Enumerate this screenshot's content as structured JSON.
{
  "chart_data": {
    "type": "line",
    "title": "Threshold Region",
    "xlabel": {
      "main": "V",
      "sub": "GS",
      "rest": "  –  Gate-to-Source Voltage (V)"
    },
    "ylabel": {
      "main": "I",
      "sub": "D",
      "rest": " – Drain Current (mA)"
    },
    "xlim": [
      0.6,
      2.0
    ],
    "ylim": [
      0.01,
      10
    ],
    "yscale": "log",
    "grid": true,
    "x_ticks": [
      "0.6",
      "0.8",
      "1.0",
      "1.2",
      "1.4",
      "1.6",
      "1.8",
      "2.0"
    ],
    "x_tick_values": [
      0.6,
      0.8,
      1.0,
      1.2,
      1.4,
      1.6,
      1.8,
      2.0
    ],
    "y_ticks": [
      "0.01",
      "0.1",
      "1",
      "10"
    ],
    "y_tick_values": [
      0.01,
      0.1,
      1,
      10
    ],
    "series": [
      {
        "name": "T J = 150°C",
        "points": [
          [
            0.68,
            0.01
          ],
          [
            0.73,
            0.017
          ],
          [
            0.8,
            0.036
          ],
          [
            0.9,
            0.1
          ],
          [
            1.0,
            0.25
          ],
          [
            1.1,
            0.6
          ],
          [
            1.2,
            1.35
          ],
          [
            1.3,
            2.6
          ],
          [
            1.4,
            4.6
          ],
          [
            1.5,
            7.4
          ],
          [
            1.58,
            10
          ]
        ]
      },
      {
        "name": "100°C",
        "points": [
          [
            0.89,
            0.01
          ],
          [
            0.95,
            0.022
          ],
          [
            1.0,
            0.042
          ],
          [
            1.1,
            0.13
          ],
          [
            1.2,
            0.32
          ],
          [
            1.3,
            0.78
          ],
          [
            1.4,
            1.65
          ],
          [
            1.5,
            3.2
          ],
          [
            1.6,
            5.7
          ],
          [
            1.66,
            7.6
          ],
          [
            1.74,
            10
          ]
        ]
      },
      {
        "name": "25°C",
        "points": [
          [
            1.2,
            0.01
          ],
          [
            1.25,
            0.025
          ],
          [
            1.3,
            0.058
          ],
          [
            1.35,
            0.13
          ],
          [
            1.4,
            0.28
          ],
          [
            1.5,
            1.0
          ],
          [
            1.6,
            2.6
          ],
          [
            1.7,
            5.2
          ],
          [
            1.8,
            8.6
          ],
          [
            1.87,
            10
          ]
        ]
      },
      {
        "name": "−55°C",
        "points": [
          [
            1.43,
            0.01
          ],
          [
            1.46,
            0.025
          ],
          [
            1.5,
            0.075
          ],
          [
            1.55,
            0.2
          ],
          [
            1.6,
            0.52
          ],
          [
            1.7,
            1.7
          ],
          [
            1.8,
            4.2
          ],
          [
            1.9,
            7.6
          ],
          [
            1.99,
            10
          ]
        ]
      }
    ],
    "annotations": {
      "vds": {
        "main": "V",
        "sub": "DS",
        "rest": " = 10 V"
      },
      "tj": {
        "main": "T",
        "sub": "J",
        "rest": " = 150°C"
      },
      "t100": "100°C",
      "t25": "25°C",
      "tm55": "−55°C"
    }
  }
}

==============================

■ **Stated task**
Transcribe every entry exactly.

■ **Answer for the task**
Enumerate this screenshot's content as structured JSON.
{
  "chart_data": {
    "type": "line",
    "title": "Threshold Region",
    "xlabel": {
      "main": "V",
      "sub": "GS",
      "rest": "  –  Gate-to-Source Voltage (V)"
    },
    "ylabel": {
      "main": "I",
      "sub": "D",
      "rest": " – Drain Current (mA)"
    },
    "xlim": [
      0.6,
      2.0
    ],
    "ylim": [
      0.01,
      10
    ],
    "yscale": "log",
    "grid": true,
    "x_ticks": [
      "0.6",
      "0.8",
      "1.0",
      "1.2",
      "1.4",
      "1.6",
      "1.8",
      "2.0"
    ],
    "x_tick_values": [
      0.6,
      0.8,
      1.0,
      1.2,
      1.4,
      1.6,
      1.8,
      2.0
    ],
    "y_ticks": [
      "0.01",
      "0.1",
      "1",
      "10"
    ],
    "y_tick_values": [
      0.01,
      0.1,
      1,
      10
    ],
    "series": [
      {
        "name": "T J = 150°C",
        "points": [
          [
            0.68,
            0.01
          ],
          [
            0.73,
            0.017
          ],
          [
            0.8,
            0.036
          ],
          [
            0.9,
            0.1
          ],
          [
            1.0,
            0.25
          ],
          [
            1.1,
            0.6
          ],
          [
            1.2,
            1.35
          ],
          [
            1.3,
            2.6
          ],
          [
            1.4,
            4.6
          ],
          [
            1.5,
            7.4
          ],
          [
            1.58,
            10
          ]
        ]
      },
      {
        "name": "100°C",
        "points": [
          [
            0.89,
            0.01
          ],
          [
            0.95,
            0.022
          ],
          [
            1.0,
            0.042
          ],
          [
            1.1,
            0.13
          ],
          [
            1.2,
            0.32
          ],
          [
            1.3,
            0.78
          ],
          [
            1.4,
            1.65
          ],
          [
            1.5,
            3.2
          ],
          [
            1.6,
            5.7
          ],
          [
            1.66,
            7.6
          ],
          [
            1.74,
            10
          ]
        ]
      },
      {
        "name": "25°C",
        "points": [
          [
            1.2,
            0.01
          ],
          [
            1.25,
            0.025
          ],
          [
            1.3,
            0.058
          ],
          [
            1.35,
            0.13
          ],
          [
            1.4,
            0.28
          ],
          [
            1.5,
            1.0
          ],
          [
            1.6,
            2.6
          ],
          [
            1.7,
            5.2
          ],
          [
            1.8,
            8.6
          ],
          [
            1.87,
            10
          ]
        ]
      },
      {
        "name": "−55°C",
        "points": [
          [
            1.43,
            0.01
          ],
          [
            1.46,
            0.025
          ],
          [
            1.5,
            0.075
          ],
          [
            1.55,
            0.2
          ],
          [
            1.6,
            0.52
          ],
          [
            1.7,
            1.7
          ],
          [
            1.8,
            4.2
          ],
          [
            1.9,
            7.6
          ],
          [
            1.99,
            10
          ]
        ]
      }
    ],
    "annotations": {
      "vds": {
        "main": "V",
        "sub": "DS",
        "rest": " = 10 V"
      },
      "tj": {
        "main": "T",
        "sub": "J",
        "rest": " = 150°C"
      },
      "t100": "100°C",
      "t25": "25°C",
      "tm55": "−55°C"
    }
  }
}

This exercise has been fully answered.